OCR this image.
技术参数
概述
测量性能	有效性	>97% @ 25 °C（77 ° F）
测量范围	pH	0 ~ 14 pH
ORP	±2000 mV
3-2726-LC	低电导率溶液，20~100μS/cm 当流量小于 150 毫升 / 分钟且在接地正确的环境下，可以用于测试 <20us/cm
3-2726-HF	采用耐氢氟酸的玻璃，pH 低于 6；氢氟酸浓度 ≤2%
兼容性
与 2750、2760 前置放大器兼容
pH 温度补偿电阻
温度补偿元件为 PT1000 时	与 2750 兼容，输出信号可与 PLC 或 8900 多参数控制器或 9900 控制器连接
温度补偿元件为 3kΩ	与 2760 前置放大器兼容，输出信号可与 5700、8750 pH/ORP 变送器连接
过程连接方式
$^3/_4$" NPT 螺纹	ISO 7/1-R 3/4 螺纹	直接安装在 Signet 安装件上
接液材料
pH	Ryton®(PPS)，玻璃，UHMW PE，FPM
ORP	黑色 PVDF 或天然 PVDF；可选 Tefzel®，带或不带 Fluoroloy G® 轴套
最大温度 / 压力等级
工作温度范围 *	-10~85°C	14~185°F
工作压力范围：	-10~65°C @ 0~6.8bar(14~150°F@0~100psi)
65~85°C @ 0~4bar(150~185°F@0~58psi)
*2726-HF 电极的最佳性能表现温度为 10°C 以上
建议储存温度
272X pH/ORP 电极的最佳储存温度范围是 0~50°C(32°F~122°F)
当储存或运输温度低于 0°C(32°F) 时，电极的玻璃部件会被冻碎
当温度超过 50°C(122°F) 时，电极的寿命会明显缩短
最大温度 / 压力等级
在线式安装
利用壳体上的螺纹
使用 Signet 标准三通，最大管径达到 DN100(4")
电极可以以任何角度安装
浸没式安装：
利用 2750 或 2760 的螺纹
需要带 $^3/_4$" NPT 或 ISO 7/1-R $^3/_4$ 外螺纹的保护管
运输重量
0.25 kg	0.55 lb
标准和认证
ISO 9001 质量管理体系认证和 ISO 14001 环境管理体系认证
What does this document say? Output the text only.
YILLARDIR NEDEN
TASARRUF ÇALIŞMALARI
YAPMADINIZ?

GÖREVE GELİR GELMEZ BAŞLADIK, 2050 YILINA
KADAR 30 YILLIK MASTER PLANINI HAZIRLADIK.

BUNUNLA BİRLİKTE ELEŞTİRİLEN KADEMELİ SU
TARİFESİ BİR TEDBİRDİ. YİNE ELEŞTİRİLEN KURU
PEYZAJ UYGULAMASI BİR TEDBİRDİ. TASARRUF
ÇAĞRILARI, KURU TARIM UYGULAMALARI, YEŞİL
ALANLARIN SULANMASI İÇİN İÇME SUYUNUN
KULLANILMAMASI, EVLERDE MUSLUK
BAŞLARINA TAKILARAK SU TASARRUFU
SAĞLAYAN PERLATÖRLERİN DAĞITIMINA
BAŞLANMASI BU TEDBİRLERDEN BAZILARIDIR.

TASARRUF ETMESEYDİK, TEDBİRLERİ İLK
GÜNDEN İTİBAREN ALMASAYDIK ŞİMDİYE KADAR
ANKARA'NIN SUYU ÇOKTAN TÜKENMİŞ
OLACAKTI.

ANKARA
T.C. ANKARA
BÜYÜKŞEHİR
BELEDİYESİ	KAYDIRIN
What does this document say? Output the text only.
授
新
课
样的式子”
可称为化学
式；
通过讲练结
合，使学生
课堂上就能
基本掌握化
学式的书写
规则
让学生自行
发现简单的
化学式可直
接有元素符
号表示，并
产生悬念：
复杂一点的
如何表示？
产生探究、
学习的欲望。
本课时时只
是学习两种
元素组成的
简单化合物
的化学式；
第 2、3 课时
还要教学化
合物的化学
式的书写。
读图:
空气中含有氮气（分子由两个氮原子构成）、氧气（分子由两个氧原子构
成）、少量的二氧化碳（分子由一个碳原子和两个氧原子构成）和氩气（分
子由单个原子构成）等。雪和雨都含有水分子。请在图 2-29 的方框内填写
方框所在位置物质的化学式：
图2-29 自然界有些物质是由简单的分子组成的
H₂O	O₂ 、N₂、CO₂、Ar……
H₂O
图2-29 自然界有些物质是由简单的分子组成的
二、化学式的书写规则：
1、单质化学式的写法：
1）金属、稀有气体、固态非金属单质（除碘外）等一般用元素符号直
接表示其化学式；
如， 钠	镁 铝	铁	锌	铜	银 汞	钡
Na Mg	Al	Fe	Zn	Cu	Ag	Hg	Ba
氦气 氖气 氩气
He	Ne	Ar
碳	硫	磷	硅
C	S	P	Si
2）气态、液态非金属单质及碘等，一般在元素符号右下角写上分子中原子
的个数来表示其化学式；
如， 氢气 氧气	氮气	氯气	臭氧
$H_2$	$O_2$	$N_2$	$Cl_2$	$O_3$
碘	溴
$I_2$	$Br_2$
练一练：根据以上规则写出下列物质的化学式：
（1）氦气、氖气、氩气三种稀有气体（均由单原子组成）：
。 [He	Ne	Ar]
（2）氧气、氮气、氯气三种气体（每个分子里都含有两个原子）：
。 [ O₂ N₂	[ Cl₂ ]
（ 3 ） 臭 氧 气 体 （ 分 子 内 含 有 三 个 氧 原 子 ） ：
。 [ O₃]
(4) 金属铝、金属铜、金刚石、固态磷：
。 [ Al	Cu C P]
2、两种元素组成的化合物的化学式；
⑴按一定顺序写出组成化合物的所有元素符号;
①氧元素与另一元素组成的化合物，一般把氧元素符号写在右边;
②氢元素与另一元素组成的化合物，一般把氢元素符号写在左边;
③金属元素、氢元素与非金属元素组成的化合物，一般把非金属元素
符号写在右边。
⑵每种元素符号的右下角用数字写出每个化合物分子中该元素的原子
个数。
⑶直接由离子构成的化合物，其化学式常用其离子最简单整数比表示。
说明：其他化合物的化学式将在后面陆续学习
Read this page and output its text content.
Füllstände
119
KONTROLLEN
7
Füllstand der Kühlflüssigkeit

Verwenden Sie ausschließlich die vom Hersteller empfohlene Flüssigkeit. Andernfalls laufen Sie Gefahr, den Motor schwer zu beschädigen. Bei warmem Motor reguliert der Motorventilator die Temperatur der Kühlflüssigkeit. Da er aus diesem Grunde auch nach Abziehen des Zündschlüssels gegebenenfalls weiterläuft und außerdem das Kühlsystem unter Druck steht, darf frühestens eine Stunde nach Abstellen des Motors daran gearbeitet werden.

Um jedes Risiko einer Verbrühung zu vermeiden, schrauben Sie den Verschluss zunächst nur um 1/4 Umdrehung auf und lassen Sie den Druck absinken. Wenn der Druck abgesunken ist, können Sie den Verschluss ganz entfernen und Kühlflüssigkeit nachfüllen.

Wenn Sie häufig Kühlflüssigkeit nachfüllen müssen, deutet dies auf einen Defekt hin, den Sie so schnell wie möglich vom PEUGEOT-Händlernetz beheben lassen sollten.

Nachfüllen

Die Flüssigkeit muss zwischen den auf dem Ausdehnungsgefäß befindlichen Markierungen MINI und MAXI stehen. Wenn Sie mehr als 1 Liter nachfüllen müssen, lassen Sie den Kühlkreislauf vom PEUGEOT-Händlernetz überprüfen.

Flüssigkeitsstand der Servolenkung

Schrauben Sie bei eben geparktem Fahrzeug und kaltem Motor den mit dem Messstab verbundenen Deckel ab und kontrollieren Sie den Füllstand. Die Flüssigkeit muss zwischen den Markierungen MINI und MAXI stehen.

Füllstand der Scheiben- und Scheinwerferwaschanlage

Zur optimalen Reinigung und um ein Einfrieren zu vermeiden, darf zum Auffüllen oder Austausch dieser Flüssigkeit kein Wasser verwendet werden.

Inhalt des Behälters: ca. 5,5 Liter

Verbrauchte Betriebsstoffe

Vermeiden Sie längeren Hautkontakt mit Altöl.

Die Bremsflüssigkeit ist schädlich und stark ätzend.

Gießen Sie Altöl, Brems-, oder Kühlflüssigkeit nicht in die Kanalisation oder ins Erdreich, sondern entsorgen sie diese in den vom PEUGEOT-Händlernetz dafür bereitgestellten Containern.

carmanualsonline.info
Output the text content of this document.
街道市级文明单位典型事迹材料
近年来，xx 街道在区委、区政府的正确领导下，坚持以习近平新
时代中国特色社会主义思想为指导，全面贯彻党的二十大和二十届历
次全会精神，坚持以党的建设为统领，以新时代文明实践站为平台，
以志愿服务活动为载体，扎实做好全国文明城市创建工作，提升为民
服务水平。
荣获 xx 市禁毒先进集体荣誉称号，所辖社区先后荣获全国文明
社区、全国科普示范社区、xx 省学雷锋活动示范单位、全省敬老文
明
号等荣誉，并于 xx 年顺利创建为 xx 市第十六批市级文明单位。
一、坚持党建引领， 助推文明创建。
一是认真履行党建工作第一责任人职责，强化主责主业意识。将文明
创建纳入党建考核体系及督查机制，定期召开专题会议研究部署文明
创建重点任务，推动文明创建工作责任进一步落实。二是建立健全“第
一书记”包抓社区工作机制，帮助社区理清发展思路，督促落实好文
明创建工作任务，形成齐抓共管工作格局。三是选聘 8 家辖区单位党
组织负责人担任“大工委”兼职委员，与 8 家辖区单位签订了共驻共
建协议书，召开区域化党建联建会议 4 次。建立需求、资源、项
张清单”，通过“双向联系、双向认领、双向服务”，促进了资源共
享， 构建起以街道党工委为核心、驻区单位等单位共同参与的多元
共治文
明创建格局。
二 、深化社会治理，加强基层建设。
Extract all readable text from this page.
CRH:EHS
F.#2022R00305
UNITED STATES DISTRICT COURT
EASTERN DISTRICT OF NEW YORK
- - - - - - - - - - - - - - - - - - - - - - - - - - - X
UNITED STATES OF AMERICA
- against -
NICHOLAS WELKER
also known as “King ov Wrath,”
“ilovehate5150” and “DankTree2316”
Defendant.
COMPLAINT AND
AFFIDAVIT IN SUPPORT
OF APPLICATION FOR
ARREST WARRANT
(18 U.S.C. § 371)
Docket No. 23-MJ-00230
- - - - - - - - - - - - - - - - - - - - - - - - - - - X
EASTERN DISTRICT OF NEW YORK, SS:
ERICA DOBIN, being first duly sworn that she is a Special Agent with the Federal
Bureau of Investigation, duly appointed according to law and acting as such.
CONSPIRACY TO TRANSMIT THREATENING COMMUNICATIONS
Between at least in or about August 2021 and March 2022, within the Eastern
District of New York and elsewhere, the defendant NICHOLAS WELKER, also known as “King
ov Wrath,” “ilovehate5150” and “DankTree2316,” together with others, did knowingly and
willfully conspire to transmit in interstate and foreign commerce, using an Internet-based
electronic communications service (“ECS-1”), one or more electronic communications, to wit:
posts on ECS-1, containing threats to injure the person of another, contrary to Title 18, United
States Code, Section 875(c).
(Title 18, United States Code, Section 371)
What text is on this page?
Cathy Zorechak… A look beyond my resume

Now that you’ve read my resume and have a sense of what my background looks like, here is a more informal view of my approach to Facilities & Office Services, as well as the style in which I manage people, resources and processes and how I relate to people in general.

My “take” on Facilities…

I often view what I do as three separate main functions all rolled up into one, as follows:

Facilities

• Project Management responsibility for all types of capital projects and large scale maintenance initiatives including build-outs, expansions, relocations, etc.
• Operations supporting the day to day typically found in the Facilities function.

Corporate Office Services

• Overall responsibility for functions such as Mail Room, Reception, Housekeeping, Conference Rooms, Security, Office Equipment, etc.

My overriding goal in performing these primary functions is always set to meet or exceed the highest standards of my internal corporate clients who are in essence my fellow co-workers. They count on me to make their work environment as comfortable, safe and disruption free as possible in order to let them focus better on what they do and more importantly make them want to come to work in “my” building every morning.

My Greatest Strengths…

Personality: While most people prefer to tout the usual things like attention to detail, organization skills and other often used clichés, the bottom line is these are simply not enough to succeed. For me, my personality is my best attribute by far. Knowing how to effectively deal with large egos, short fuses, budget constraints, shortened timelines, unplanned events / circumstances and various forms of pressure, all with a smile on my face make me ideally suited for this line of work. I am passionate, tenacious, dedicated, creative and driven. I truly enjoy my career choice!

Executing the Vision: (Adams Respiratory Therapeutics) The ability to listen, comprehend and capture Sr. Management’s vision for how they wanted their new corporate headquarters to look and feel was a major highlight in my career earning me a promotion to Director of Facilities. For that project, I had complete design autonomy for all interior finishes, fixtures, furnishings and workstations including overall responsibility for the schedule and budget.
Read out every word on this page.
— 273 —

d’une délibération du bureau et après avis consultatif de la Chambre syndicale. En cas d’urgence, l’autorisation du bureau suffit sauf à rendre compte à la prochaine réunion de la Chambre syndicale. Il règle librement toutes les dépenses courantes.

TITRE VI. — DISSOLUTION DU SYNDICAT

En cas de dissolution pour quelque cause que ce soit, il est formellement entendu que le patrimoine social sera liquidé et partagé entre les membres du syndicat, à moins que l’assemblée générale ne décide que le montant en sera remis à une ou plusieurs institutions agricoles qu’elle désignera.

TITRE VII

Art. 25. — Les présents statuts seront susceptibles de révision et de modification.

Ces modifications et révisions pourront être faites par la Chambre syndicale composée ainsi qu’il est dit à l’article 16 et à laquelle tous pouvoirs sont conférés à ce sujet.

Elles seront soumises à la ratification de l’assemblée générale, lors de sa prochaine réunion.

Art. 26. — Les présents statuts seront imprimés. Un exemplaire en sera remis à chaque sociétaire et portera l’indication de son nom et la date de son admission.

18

========

DESCRIPTION OF THE TASK:
Copy out every line of the listing that contains the string "TITRE".

TASK OUTPUT:
TITRE VI. — DISSOLUTION DU SYNDICAT
TITRE VII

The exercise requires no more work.